++++ Data provided
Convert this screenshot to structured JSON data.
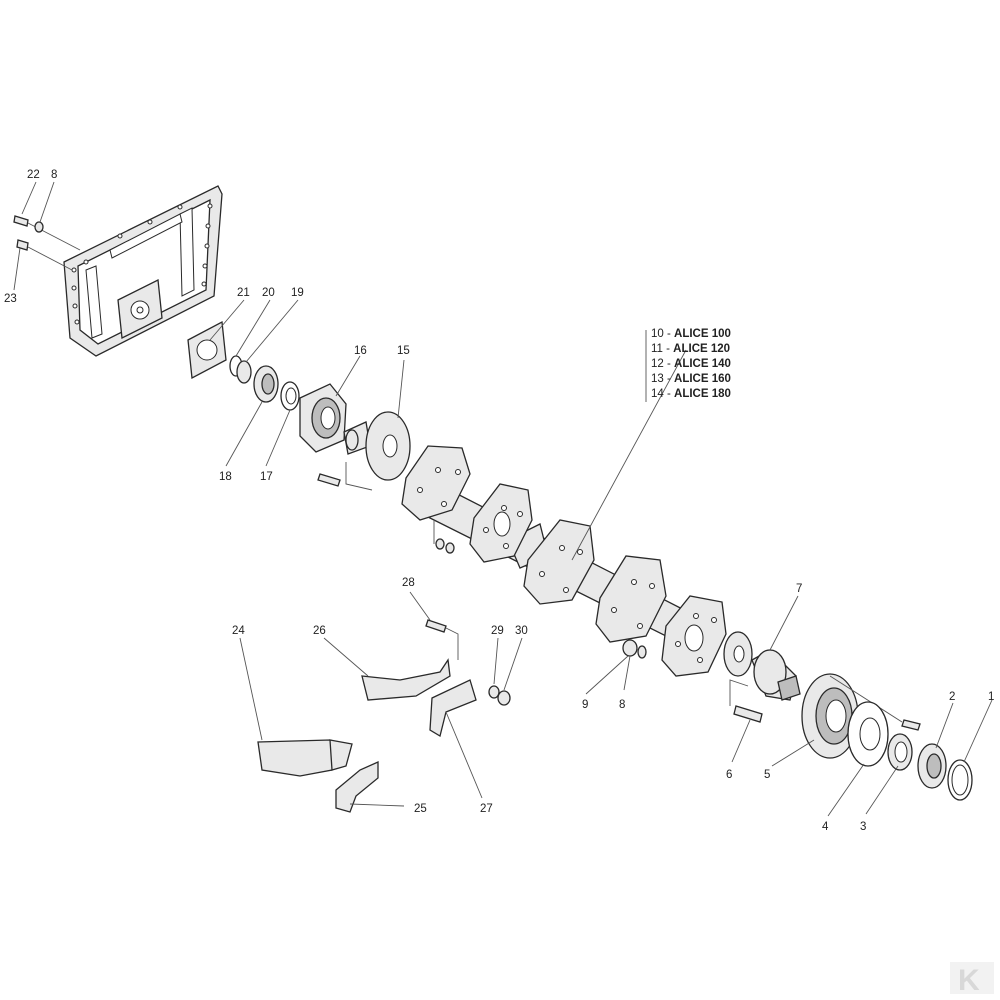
{
  "callouts": [
    {
      "id": "c1",
      "text": "1"
    },
    {
      "id": "c2",
      "text": "2"
    },
    {
      "id": "c3",
      "text": "3"
    },
    {
      "id": "c4",
      "text": "4"
    },
    {
      "id": "c5",
      "text": "5"
    },
    {
      "id": "c6",
      "text": "6"
    },
    {
      "id": "c7",
      "text": "7"
    },
    {
      "id": "c8a",
      "text": "8"
    },
    {
      "id": "c8b",
      "text": "8"
    },
    {
      "id": "c9",
      "text": "9"
    },
    {
      "id": "c15",
      "text": "15"
    },
    {
      "id": "c16",
      "text": "16"
    },
    {
      "id": "c17",
      "text": "17"
    },
    {
      "id": "c18",
      "text": "18"
    },
    {
      "id": "c19",
      "text": "19"
    },
    {
      "id": "c20",
      "text": "20"
    },
    {
      "id": "c21",
      "text": "21"
    },
    {
      "id": "c22",
      "text": "22"
    },
    {
      "id": "c23",
      "text": "23"
    },
    {
      "id": "c24",
      "text": "24"
    },
    {
      "id": "c25",
      "text": "25"
    },
    {
      "id": "c26",
      "text": "26"
    },
    {
      "id": "c27",
      "text": "27"
    },
    {
      "id": "c28",
      "text": "28"
    },
    {
      "id": "c29",
      "text": "29"
    },
    {
      "id": "c30",
      "text": "30"
    }
  ],
  "models": [
    {
      "num": "10 - ",
      "name": "ALICE 100"
    },
    {
      "num": "11 - ",
      "name": "ALICE 120"
    },
    {
      "num": "12 - ",
      "name": "ALICE 140"
    },
    {
      "num": "13 - ",
      "name": "ALICE 160"
    },
    {
      "num": "14 - ",
      "name": "ALICE 180"
    }
  ],
  "watermark": {
    "icon": "k-logo-icon",
    "text": "K"
  },
  "colors": {
    "line": "#2a2a2a",
    "fill": "#e9e9e9",
    "shade": "#bdbdbd",
    "background": "#ffffff"
  }
}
++++++++
Requirement: Give every record again exactly, apart from the pictures, which stay out.

Full response:
Convert this screenshot to structured JSON data.
{
  "callouts": [
    {
      "id": "c1",
      "text": "1"
    },
    {
      "id": "c2",
      "text": "2"
    },
    {
      "id": "c3",
      "text": "3"
    },
    {
      "id": "c4",
      "text": "4"
    },
    {
      "id": "c5",
      "text": "5"
    },
    {
      "id": "c6",
      "text": "6"
    },
    {
      "id": "c7",
      "text": "7"
    },
    {
      "id": "c8a",
      "text": "8"
    },
    {
      "id": "c8b",
      "text": "8"
    },
    {
      "id": "c9",
      "text": "9"
    },
    {
      "id": "c15",
      "text": "15"
    },
    {
      "id": "c16",
      "text": "16"
    },
    {
      "id": "c17",
      "text": "17"
    },
    {
      "id": "c18",
      "text": "18"
    },
    {
      "id": "c19",
      "text": "19"
    },
    {
      "id": "c20",
      "text": "20"
    },
    {
      "id": "c21",
      "text": "21"
    },
    {
      "id": "c22",
      "text": "22"
    },
    {
      "id": "c23",
      "text": "23"
    },
    {
      "id": "c24",
      "text": "24"
    },
    {
      "id": "c25",
      "text": "25"
    },
    {
      "id": "c26",
      "text": "26"
    },
    {
      "id": "c27",
      "text": "27"
    },
    {
      "id": "c28",
      "text": "28"
    },
    {
      "id": "c29",
      "text": "29"
    },
    {
      "id": "c30",
      "text": "30"
    }
  ],
  "models": [
    {
      "num": "10 - ",
      "name": "ALICE 100"
    },
    {
      "num": "11 - ",
      "name": "ALICE 120"
    },
    {
      "num": "12 - ",
      "name": "ALICE 140"
    },
    {
      "num": "13 - ",
      "name": "ALICE 160"
    },
    {
      "num": "14 - ",
      "name": "ALICE 180"
    }
  ],
  "watermark": {
    "icon": "k-logo-icon",
    "text": "K"
  },
  "colors": {
    "line": "#2a2a2a",
    "fill": "#e9e9e9",
    "shade": "#bdbdbd",
    "background": "#ffffff"
  }
}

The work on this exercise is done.